» **Task brief**
Locate each line with the string "James" in the listing below and copy it.

(Stored items from a collection)
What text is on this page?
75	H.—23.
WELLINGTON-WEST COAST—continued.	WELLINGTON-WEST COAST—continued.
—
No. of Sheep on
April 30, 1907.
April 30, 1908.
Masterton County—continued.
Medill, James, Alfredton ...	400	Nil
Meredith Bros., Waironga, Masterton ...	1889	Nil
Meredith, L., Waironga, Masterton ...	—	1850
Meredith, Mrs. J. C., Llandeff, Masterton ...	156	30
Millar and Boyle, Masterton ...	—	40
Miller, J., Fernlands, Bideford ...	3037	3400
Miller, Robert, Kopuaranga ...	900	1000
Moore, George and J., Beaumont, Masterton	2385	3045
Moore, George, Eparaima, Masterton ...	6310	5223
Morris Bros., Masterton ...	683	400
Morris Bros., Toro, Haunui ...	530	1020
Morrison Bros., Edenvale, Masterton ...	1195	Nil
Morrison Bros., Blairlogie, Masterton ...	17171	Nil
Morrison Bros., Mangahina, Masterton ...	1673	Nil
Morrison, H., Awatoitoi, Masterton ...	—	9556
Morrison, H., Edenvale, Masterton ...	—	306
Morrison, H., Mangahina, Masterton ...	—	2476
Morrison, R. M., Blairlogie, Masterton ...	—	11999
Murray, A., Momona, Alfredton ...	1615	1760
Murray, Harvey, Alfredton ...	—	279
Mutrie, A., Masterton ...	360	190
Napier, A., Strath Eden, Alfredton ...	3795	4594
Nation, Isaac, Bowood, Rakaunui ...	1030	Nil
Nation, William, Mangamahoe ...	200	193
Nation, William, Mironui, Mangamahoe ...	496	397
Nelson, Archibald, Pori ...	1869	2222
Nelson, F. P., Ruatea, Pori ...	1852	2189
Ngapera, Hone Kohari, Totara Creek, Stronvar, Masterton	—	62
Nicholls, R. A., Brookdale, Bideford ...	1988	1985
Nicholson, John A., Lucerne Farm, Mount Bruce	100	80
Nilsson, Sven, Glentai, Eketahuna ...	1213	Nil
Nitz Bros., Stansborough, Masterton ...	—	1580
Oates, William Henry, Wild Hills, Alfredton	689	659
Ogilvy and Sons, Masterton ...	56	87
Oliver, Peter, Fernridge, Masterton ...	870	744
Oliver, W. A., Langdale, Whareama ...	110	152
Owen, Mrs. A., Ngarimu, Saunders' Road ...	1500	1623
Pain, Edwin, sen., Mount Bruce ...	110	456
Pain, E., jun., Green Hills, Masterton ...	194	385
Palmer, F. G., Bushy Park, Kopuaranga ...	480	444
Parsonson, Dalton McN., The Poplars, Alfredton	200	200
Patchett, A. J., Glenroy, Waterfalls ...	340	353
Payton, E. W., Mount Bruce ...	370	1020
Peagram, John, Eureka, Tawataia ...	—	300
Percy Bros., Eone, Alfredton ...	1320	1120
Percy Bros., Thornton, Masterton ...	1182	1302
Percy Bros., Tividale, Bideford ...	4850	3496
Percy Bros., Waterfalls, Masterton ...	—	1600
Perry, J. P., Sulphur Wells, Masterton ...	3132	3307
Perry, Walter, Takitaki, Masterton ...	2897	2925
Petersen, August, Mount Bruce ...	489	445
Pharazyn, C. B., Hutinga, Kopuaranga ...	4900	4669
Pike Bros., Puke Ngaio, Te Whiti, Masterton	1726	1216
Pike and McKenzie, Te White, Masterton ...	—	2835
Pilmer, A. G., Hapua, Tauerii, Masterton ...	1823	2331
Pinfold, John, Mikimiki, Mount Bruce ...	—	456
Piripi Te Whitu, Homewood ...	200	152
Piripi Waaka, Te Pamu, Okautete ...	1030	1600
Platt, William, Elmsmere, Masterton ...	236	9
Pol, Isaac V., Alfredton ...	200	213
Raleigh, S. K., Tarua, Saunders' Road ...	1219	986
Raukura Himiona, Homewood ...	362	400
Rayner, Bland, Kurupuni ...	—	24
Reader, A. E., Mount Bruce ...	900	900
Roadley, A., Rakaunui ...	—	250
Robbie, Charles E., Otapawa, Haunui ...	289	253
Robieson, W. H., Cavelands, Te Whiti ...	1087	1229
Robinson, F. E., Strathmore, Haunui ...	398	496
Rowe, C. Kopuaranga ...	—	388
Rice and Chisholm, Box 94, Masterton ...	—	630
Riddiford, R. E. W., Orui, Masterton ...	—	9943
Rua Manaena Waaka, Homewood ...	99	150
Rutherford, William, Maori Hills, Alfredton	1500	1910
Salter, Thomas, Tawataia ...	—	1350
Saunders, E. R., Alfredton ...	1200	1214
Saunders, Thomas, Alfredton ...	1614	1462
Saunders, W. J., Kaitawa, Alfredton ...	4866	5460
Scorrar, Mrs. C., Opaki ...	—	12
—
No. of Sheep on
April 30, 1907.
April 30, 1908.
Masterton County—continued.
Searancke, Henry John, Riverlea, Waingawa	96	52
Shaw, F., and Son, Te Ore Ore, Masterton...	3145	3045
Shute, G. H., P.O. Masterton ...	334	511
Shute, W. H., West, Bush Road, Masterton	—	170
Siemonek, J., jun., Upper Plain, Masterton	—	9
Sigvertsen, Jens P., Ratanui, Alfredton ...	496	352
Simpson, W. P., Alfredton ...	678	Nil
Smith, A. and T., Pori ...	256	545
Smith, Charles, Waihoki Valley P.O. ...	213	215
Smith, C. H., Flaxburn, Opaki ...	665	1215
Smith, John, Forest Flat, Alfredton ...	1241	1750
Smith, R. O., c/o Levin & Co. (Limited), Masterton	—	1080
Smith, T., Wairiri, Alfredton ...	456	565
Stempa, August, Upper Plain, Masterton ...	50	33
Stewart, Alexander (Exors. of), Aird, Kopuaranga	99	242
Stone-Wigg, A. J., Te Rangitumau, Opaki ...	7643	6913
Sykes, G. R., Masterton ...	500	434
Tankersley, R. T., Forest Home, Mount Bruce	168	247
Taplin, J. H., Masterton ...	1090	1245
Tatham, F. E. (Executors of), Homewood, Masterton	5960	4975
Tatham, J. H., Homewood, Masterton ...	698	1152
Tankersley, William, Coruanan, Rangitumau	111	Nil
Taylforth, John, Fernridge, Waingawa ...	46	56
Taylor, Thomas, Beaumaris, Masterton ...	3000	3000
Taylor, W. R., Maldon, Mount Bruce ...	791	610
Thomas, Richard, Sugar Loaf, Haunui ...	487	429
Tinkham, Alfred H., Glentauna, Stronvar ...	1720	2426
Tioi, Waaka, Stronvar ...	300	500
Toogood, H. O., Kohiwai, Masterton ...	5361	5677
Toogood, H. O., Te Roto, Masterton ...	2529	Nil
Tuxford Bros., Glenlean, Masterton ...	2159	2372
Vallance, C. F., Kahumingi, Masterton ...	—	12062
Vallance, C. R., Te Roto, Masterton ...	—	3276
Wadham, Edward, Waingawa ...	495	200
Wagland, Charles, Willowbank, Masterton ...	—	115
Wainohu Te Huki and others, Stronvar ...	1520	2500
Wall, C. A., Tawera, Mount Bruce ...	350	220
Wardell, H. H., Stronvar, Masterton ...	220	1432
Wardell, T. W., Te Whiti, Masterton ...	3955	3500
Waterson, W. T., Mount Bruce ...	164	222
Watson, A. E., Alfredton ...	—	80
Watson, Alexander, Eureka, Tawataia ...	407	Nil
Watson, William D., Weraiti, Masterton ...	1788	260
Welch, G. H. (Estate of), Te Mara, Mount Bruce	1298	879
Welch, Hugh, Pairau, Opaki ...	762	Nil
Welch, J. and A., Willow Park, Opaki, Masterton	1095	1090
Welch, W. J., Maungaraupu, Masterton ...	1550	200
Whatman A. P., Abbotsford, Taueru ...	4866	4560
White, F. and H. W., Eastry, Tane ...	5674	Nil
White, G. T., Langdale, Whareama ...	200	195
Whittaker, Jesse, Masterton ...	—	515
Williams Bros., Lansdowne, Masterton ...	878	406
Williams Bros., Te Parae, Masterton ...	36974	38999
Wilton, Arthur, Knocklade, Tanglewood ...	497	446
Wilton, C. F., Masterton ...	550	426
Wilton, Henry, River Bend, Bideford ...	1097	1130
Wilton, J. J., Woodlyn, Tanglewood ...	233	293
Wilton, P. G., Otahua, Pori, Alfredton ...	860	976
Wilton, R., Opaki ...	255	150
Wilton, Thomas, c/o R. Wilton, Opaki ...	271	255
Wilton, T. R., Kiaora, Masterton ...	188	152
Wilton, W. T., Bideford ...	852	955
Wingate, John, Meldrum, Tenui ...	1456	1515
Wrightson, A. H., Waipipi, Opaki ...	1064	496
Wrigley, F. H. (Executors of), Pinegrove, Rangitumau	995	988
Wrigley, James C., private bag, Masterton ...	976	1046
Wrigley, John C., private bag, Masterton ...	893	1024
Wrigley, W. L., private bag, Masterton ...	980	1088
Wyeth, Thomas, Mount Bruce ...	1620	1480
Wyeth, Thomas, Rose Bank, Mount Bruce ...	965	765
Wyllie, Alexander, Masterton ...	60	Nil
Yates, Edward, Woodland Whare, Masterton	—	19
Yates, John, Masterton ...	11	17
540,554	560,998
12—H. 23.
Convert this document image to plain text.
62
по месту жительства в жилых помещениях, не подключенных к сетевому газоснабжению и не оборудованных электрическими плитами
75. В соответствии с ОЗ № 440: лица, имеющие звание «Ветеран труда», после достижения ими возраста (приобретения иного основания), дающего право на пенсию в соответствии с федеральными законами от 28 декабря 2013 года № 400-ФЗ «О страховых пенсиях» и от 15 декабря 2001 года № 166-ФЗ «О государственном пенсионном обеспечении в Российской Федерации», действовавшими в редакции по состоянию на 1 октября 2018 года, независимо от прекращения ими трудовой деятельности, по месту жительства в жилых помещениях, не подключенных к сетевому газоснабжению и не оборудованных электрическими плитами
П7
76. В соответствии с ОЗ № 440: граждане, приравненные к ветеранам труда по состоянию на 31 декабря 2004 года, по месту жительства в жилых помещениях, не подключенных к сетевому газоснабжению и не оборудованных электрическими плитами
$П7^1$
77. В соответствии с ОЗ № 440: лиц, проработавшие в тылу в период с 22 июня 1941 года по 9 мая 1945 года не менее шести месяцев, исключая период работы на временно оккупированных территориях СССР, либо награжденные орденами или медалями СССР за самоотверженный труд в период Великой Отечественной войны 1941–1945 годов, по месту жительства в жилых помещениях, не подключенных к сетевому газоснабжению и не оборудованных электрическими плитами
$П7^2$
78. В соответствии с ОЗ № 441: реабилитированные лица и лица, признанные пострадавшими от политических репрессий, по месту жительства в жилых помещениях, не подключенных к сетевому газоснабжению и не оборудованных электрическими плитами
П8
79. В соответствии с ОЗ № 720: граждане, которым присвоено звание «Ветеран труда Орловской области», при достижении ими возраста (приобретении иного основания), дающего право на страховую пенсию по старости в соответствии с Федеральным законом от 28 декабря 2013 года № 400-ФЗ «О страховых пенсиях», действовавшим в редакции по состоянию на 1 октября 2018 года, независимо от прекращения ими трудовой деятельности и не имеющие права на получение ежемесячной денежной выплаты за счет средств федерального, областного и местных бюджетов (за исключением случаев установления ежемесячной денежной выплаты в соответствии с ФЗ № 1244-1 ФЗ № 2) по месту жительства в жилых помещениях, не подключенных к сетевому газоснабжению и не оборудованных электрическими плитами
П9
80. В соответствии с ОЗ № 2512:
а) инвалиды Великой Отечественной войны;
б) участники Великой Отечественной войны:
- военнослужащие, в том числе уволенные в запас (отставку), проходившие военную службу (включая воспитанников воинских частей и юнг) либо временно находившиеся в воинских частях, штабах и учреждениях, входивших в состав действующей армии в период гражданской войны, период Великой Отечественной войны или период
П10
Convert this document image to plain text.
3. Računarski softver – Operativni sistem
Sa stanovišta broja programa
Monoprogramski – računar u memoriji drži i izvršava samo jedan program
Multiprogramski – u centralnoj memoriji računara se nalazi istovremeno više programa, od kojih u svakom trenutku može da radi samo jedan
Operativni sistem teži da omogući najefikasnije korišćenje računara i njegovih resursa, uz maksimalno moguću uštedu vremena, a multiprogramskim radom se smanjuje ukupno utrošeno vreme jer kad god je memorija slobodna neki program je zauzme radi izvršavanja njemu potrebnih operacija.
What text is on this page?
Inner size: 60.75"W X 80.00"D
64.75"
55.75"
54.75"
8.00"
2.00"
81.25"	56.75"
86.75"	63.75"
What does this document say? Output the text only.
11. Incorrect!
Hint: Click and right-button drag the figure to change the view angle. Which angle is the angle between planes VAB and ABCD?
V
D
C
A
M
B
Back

» **Completed task**
Medill, James, Alfredton ...	400	Nil
Wrigley, James C., private bag, Masterton ...	976	1046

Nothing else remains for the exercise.